• **What you are asked to do**:
Repeat the stretch from the first line through the line containing "nav-contact[interactable]: Contact —", with both ends included.

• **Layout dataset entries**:
• • • • • • •

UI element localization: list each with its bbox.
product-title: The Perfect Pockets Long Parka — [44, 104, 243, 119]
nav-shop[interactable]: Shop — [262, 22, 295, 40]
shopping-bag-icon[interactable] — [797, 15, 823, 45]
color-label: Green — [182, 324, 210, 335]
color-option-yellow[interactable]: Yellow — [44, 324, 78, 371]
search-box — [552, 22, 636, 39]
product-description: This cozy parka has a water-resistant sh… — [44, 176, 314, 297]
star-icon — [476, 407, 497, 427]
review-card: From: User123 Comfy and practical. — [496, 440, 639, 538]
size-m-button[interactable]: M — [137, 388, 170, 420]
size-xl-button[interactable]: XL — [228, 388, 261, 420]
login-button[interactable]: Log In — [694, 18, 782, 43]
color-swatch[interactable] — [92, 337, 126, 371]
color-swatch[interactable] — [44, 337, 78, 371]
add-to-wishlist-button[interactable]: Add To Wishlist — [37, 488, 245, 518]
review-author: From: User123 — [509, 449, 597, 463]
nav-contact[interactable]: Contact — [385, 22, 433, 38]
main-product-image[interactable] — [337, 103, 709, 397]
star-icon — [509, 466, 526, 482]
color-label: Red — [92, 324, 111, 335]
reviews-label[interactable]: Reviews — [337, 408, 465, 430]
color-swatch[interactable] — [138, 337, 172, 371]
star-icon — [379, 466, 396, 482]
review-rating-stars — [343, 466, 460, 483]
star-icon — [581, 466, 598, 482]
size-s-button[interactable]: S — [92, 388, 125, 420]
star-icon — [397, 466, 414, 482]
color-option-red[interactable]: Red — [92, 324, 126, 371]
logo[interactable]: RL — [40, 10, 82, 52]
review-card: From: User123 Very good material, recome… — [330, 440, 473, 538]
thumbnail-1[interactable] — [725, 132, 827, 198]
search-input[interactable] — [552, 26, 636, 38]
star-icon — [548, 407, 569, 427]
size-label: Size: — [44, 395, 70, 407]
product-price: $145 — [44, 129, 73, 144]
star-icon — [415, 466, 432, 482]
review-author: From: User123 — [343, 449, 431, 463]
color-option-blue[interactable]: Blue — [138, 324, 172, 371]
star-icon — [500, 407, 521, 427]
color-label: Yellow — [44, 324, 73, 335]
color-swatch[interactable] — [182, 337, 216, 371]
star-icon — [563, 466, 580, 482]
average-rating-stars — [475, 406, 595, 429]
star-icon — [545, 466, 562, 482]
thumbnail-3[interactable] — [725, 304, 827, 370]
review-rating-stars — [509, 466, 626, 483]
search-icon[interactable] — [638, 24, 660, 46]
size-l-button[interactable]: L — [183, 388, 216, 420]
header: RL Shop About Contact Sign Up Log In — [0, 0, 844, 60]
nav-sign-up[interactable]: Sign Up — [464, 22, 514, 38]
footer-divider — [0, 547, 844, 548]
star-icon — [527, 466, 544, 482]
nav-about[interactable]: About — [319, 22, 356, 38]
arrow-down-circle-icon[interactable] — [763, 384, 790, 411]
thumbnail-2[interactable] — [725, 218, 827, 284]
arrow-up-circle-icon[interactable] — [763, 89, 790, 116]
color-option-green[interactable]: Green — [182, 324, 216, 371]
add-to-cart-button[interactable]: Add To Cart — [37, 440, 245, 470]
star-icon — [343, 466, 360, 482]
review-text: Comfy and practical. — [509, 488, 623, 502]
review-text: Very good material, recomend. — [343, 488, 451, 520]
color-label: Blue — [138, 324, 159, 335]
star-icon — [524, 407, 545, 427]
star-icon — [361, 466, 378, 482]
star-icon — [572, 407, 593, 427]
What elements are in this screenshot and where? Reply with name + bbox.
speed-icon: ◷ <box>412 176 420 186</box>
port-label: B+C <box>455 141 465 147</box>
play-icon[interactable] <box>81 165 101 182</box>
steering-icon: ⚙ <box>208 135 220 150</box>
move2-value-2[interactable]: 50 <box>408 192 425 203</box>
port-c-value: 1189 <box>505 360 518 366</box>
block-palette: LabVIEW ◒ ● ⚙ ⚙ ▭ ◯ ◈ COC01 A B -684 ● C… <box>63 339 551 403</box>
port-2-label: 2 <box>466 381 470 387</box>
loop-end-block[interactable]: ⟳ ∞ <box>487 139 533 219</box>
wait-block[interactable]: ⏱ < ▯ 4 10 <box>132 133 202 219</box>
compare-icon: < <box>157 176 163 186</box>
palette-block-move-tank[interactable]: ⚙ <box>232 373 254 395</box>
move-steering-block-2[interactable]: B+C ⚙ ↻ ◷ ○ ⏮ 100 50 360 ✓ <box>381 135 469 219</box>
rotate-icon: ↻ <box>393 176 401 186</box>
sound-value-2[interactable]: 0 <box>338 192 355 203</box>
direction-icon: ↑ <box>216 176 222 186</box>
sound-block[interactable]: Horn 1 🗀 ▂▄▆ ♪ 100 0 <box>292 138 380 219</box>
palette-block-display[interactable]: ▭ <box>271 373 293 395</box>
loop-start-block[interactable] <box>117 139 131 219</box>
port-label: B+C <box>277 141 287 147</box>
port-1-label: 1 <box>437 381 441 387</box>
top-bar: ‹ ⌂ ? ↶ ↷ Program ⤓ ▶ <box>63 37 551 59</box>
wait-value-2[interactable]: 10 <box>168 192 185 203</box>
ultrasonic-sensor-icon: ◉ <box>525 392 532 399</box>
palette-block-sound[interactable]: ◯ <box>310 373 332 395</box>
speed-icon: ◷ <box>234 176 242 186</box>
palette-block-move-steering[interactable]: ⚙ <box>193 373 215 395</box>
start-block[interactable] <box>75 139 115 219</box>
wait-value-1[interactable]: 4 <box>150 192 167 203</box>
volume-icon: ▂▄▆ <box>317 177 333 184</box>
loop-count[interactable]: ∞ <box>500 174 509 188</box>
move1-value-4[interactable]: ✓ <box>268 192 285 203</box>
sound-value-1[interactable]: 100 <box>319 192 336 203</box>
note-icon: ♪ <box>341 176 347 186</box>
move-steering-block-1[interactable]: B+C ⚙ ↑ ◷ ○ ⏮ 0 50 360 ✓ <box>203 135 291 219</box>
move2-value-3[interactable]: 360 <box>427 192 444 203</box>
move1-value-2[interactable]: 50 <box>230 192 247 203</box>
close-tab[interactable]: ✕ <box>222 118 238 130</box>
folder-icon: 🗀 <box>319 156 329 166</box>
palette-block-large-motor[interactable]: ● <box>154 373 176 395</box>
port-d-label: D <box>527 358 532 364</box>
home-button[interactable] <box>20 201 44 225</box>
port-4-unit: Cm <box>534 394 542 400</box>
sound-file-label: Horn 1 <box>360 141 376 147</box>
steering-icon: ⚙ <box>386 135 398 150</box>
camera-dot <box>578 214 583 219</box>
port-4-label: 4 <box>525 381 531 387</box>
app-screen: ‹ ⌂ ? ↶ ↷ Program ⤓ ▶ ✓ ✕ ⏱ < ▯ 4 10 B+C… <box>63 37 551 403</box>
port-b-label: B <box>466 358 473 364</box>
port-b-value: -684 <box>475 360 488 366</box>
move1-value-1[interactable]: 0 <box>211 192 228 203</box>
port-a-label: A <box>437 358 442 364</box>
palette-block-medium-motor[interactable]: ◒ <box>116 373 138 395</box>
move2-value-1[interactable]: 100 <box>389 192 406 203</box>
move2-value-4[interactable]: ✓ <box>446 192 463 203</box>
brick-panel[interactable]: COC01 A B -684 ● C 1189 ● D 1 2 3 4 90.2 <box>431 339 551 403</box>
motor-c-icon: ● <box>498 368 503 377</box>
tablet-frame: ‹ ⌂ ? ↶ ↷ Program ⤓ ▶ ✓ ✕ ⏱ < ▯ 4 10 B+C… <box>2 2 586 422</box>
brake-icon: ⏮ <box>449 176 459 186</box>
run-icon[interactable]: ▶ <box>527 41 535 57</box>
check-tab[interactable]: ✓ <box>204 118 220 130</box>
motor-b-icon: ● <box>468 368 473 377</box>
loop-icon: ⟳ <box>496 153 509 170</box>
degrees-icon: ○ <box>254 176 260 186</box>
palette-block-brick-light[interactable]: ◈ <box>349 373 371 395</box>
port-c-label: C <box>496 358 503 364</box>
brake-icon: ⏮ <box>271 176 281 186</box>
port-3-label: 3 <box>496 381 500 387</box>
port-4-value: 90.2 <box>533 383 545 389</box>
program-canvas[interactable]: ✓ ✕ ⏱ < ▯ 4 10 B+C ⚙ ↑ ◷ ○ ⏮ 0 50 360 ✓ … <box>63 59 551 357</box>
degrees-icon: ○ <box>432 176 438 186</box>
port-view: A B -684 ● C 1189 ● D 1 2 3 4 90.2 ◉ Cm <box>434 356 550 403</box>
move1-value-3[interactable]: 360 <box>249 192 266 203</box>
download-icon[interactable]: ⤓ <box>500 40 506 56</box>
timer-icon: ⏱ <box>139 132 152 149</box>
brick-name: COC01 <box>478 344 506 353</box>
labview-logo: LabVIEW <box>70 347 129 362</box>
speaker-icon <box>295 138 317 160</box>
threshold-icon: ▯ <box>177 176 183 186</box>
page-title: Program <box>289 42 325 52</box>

• • • • • • •

• **Answer below**:
UI element localization: list each with its bbox.
product-title: The Perfect Pockets Long Parka — [44, 104, 243, 119]
nav-shop[interactable]: Shop — [262, 22, 295, 40]
shopping-bag-icon[interactable] — [797, 15, 823, 45]
color-label: Green — [182, 324, 210, 335]
color-option-yellow[interactable]: Yellow — [44, 324, 78, 371]
search-box — [552, 22, 636, 39]
product-description: This cozy parka has a water-resistant sh… — [44, 176, 314, 297]
star-icon — [476, 407, 497, 427]
review-card: From: User123 Comfy and practical. — [496, 440, 639, 538]
size-m-button[interactable]: M — [137, 388, 170, 420]
size-xl-button[interactable]: XL — [228, 388, 261, 420]
login-button[interactable]: Log In — [694, 18, 782, 43]
color-swatch[interactable] — [92, 337, 126, 371]
color-swatch[interactable] — [44, 337, 78, 371]
add-to-wishlist-button[interactable]: Add To Wishlist — [37, 488, 245, 518]
review-author: From: User123 — [509, 449, 597, 463]
nav-contact[interactable]: Contact — [385, 22, 433, 38]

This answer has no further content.